[Records from a data source]

○ ○ ○ ○

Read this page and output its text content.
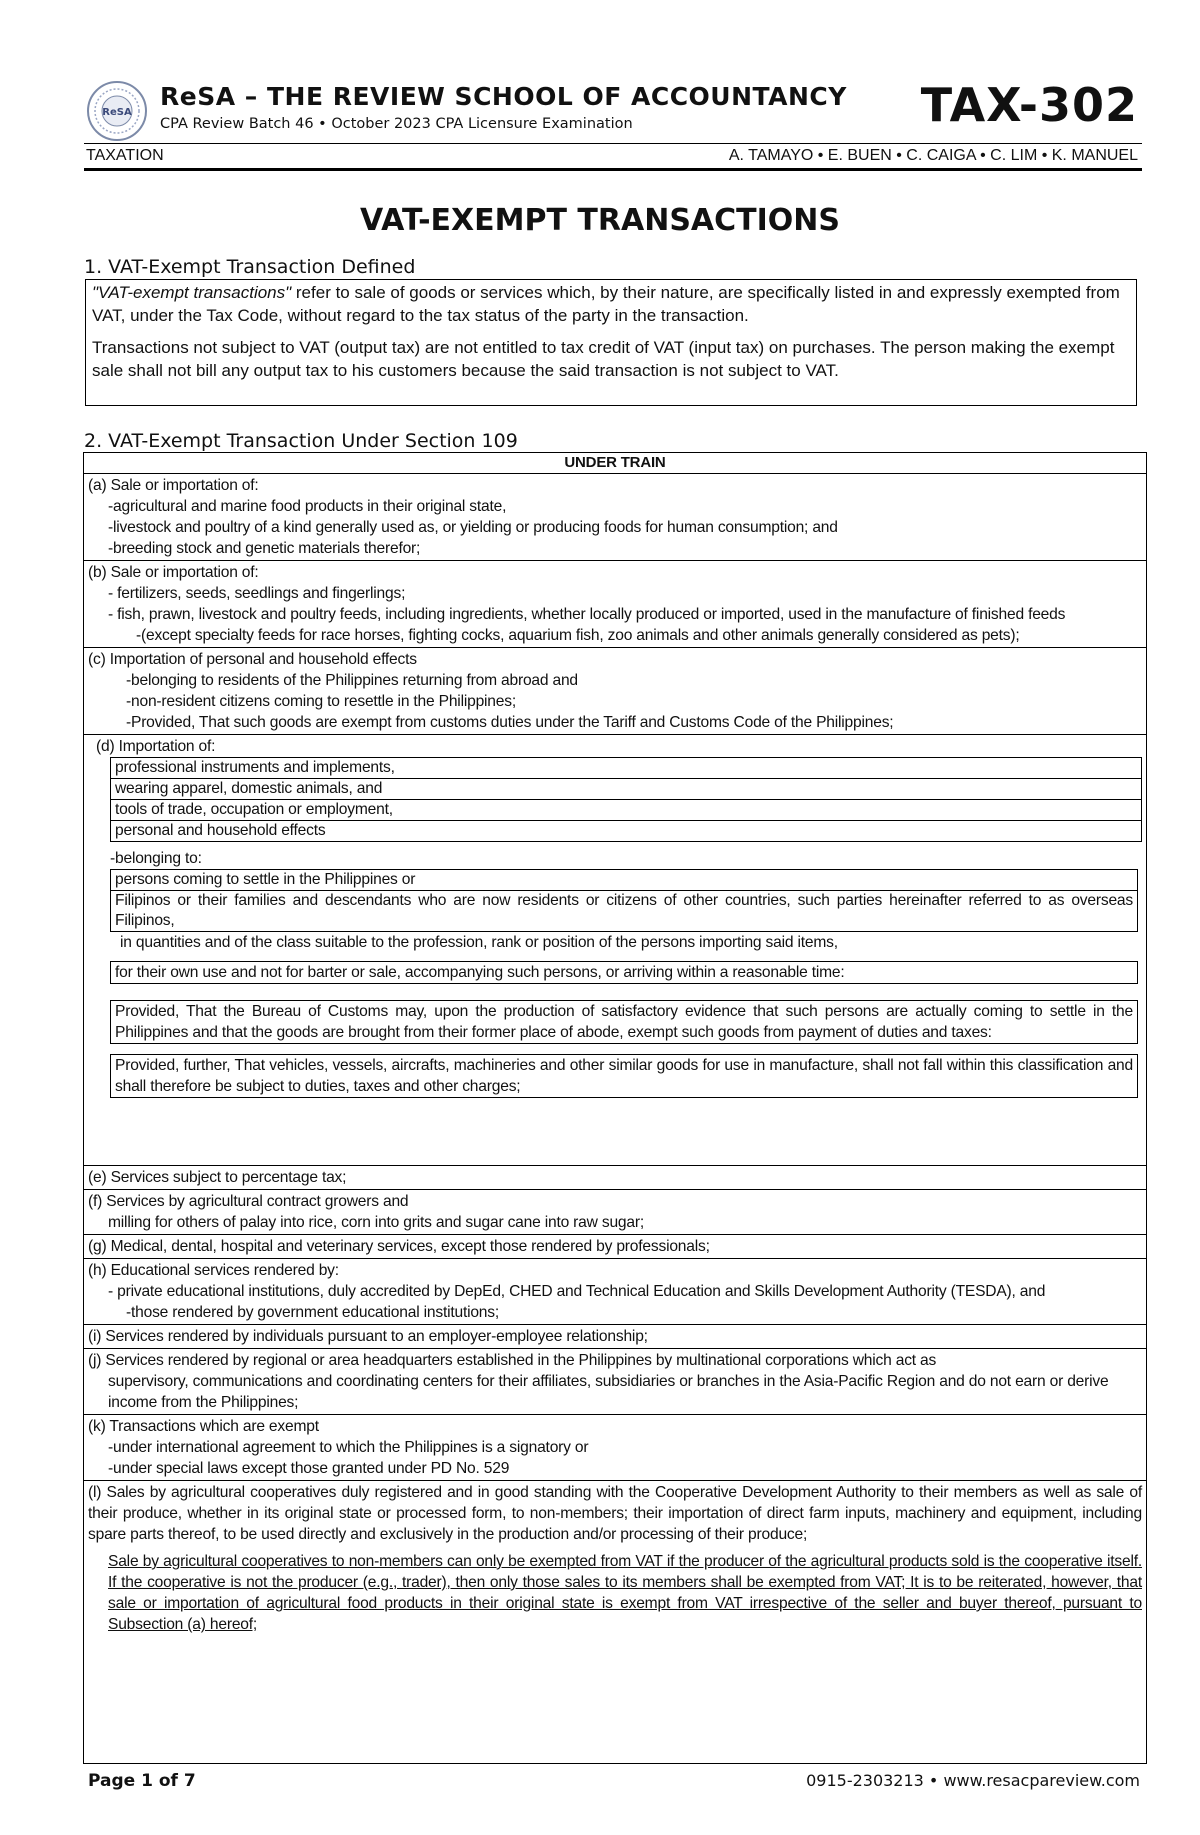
ReSA
ReSA – THE REVIEW SCHOOL OF ACCOUNTANCY
CPA Review Batch 46 • October 2023 CPA Licensure Examination	TAX-302
TAXATION	A. TAMAYO • E. BUEN • C. CAIGA • C. LIM • K. MANUEL
VAT-EXEMPT TRANSACTIONS
1. VAT-Exempt Transaction Defined

"VAT-exempt transactions" refer to sale of goods or services which, by their nature, are specifically listed in and expressly exempted from VAT, under the Tax Code, without regard to the tax status of the party in the transaction.

Transactions not subject to VAT (output tax) are not entitled to tax credit of VAT (input tax) on purchases. The person making the exempt sale shall not bill any output tax to his customers because the said transaction is not subject to VAT.

2. VAT-Exempt Transaction Under Section 109
UNDER TRAIN
(a) Sale or importation of:
-agricultural and marine food products in their original state,
-livestock and poultry of a kind generally used as, or yielding or producing foods for human consumption; and
-breeding stock and genetic materials therefor;
(b) Sale or importation of:
- fertilizers, seeds, seedlings and fingerlings;
- fish, prawn, livestock and poultry feeds, including ingredients, whether locally produced or imported, used in the manufacture of finished feeds
-(except specialty feeds for race horses, fighting cocks, aquarium fish, zoo animals and other animals generally considered as pets);
(c) Importation of personal and household effects
-belonging to residents of the Philippines returning from abroad and
-non-resident citizens coming to resettle in the Philippines;
-Provided, That such goods are exempt from customs duties under the Tariff and Customs Code of the Philippines;
(d) Importation of:
professional instruments and implements,
wearing apparel, domestic animals, and
tools of trade, occupation or employment,
personal and household effects
-belonging to:
persons coming to settle in the Philippines or
Filipinos or their families and descendants who are now residents or citizens of other countries, such parties hereinafter referred to as overseas Filipinos,
in quantities and of the class suitable to the profession, rank or position of the persons importing said items,
for their own use and not for barter or sale, accompanying such persons, or arriving within a reasonable time:
Provided, That the Bureau of Customs may, upon the production of satisfactory evidence that such persons are actually coming to settle in the Philippines and that the goods are brought from their former place of abode, exempt such goods from payment of duties and taxes:
Provided, further, That vehicles, vessels, aircrafts, machineries and other similar goods for use in manufacture, shall not fall within this classification and shall therefore be subject to duties, taxes and other charges;
(e) Services subject to percentage tax;
(f) Services by agricultural contract growers and
milling for others of palay into rice, corn into grits and sugar cane into raw sugar;
(g) Medical, dental, hospital and veterinary services, except those rendered by professionals;
(h) Educational services rendered by:
- private educational institutions, duly accredited by DepEd, CHED and Technical Education and Skills Development Authority (TESDA), and
-those rendered by government educational institutions;
(i) Services rendered by individuals pursuant to an employer-employee relationship;
(j) Services rendered by regional or area headquarters established in the Philippines by multinational corporations which act as
supervisory, communications and coordinating centers for their affiliates, subsidiaries or branches in the Asia-Pacific Region and do not earn or derive income from the Philippines;
(k) Transactions which are exempt
-under international agreement to which the Philippines is a signatory or
-under special laws except those granted under PD No. 529
(l) Sales by agricultural cooperatives duly registered and in good standing with the Cooperative Development Authority to their members as well as sale of their produce, whether in its original state or processed form, to non-members; their importation of direct farm inputs, machinery and equipment, including spare parts thereof, to be used directly and exclusively in the production and/or processing of their produce;
Sale by agricultural cooperatives to non-members can only be exempted from VAT if the producer of the agricultural products sold is the cooperative itself. If the cooperative is not the producer (e.g., trader), then only those sales to its members shall be exempted from VAT; It is to be reiterated, however, that sale or importation of agricultural food products in their original state is exempt from VAT irrespective of the seller and buyer thereof, pursuant to Subsection (a) hereof;
Page 1 of 7	0915-2303213 • www.resacpareview.com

○ ○ ○ ○

Show every line from the entries above in which "those" appears.

(g) Medical, dental, hospital and veterinary services, except those rendered by professionals;
-those rendered by government educational institutions;
-under special laws except those granted under PD No. 529
Sale by agricultural cooperatives to non-members can only be exempted from VAT if the producer of the agricultural products sold is the cooperative itself. If the cooperative is not the producer (e.g., trader), then only those sales to its members shall be exempted from VAT; It is to be reiterated, however, that sale or importation of agricultural food products in their original state is exempt from VAT irrespective of the seller and buyer thereof, pursuant to Subsection (a) hereof;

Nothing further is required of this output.